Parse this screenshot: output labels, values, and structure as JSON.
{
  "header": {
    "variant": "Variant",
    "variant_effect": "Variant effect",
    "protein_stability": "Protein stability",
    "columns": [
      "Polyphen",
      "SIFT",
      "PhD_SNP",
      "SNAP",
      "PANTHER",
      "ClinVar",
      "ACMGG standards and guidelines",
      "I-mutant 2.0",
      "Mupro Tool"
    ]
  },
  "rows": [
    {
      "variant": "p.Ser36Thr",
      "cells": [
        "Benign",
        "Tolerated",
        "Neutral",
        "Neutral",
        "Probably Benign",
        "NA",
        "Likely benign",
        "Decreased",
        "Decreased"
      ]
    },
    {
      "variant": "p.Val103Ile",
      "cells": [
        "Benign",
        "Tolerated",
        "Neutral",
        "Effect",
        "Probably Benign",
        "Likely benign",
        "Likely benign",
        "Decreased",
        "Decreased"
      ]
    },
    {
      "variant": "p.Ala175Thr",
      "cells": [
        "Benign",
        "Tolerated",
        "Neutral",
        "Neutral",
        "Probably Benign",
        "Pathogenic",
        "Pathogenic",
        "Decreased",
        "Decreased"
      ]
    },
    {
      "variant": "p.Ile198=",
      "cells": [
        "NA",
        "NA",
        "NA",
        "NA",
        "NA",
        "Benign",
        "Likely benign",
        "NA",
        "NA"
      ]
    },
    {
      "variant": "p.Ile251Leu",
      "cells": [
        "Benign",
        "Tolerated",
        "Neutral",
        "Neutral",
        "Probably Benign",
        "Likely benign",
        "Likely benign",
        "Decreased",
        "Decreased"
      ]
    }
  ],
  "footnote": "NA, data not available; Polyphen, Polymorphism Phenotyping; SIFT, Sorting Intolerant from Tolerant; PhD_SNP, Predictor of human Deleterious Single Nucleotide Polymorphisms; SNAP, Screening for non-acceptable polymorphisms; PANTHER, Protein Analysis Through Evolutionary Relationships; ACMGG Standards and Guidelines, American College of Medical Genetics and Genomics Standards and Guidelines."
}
·····
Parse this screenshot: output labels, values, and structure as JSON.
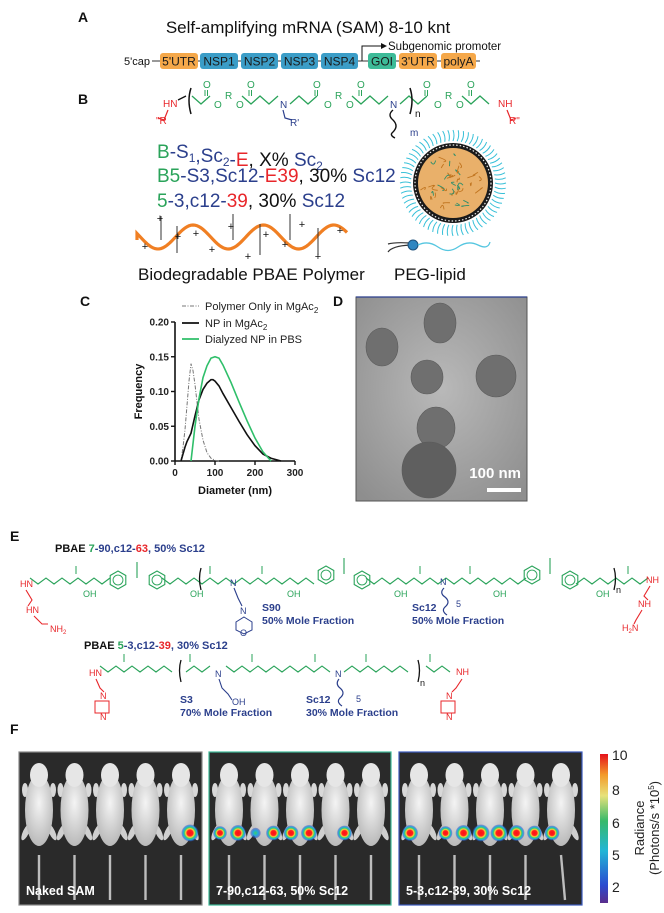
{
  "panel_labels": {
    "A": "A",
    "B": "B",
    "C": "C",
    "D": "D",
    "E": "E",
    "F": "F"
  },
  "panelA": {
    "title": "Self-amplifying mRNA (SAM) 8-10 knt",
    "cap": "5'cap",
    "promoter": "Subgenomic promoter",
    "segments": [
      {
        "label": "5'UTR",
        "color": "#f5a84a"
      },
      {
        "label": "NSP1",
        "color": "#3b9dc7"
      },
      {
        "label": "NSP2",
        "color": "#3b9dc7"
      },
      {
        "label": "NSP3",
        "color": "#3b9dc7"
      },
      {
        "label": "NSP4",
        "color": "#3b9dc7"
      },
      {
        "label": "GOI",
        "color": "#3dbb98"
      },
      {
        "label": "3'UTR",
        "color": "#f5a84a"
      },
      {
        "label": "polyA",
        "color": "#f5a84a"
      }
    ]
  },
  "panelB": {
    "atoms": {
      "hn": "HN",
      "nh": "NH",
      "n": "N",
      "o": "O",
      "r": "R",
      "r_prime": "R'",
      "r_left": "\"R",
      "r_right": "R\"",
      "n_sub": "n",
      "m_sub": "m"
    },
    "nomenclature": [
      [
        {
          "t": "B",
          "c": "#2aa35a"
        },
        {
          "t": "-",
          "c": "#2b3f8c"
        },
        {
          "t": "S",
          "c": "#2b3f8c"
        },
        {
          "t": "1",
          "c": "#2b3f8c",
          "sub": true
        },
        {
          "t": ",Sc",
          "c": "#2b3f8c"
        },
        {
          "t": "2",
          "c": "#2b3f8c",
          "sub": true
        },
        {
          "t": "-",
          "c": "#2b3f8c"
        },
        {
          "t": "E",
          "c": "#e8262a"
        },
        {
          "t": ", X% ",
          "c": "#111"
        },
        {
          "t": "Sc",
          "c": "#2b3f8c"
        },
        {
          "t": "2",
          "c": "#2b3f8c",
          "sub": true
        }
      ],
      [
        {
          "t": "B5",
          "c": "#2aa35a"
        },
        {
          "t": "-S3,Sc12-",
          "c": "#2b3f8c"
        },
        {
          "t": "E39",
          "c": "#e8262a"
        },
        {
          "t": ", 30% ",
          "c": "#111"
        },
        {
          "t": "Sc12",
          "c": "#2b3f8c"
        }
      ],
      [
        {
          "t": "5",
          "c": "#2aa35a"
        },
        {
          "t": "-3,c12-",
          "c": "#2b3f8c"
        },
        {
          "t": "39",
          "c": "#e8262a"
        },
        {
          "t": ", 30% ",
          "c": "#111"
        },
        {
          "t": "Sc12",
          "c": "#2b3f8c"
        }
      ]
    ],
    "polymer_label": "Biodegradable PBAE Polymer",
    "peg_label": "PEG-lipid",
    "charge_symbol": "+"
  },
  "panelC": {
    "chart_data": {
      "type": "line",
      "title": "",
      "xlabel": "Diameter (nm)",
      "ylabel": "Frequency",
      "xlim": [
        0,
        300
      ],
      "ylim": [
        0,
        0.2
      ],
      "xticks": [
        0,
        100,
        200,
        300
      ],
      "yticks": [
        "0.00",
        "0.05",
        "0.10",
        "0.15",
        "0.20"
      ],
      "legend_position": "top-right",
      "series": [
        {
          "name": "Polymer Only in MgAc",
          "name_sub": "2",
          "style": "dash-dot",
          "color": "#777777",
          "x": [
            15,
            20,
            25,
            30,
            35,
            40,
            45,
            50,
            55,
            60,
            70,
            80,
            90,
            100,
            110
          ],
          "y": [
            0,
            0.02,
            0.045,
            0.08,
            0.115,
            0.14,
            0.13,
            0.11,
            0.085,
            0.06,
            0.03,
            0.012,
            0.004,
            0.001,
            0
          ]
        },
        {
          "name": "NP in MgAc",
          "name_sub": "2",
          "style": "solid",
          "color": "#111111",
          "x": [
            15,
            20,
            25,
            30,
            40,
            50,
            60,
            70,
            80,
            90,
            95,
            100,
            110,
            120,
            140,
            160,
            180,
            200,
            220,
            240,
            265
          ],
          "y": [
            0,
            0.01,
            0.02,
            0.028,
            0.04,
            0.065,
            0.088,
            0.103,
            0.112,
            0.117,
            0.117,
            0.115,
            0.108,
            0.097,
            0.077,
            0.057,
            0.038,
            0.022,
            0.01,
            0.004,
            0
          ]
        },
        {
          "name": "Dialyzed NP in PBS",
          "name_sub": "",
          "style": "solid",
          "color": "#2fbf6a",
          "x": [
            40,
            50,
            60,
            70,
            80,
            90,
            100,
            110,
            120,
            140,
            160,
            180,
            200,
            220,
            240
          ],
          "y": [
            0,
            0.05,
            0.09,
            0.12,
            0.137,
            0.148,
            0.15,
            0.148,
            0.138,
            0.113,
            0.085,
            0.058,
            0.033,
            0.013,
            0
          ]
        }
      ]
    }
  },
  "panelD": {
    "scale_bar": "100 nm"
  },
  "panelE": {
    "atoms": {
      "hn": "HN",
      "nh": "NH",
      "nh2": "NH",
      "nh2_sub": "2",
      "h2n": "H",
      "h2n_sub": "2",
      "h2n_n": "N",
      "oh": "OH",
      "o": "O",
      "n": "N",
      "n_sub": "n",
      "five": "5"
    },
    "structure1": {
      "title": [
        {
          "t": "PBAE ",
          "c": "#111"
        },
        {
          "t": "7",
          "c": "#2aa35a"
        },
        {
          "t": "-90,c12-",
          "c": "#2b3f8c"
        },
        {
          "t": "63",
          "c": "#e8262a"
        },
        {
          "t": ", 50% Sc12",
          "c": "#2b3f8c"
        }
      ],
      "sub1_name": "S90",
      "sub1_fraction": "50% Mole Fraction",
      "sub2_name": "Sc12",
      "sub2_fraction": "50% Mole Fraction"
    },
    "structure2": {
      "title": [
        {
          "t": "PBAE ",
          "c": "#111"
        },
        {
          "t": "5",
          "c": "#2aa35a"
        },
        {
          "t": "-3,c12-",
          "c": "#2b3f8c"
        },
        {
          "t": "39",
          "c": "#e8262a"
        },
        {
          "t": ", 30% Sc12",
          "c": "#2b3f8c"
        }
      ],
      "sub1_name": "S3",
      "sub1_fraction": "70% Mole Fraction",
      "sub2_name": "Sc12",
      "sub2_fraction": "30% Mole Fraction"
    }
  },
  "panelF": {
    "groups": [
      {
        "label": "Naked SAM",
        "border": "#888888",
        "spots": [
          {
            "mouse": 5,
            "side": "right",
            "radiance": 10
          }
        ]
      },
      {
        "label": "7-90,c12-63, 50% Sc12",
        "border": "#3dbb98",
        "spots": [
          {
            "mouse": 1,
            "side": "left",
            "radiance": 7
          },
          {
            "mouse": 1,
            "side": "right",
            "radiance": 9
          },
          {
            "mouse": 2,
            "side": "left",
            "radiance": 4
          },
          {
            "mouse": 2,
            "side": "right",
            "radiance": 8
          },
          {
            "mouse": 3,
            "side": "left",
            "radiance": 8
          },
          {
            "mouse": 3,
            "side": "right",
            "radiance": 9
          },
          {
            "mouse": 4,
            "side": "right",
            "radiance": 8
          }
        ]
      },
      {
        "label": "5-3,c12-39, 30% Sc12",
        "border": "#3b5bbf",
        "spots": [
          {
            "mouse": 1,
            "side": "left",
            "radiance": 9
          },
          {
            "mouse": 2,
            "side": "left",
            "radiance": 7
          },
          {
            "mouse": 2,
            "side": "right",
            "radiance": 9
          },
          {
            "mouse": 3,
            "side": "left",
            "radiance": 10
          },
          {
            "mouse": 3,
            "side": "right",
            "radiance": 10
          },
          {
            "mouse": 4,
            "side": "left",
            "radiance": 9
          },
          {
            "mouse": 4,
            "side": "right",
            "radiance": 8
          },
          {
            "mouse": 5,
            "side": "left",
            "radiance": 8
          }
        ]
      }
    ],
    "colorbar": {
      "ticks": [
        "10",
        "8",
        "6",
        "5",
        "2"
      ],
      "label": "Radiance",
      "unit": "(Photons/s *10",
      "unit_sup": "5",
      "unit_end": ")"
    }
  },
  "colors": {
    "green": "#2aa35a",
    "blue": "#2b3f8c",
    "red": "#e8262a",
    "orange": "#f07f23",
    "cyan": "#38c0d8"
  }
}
·····
**Exercise prompt:**
Work out how many lines in the data contain "Fraction" and state that number with nothing added.

**Response to this task:**
4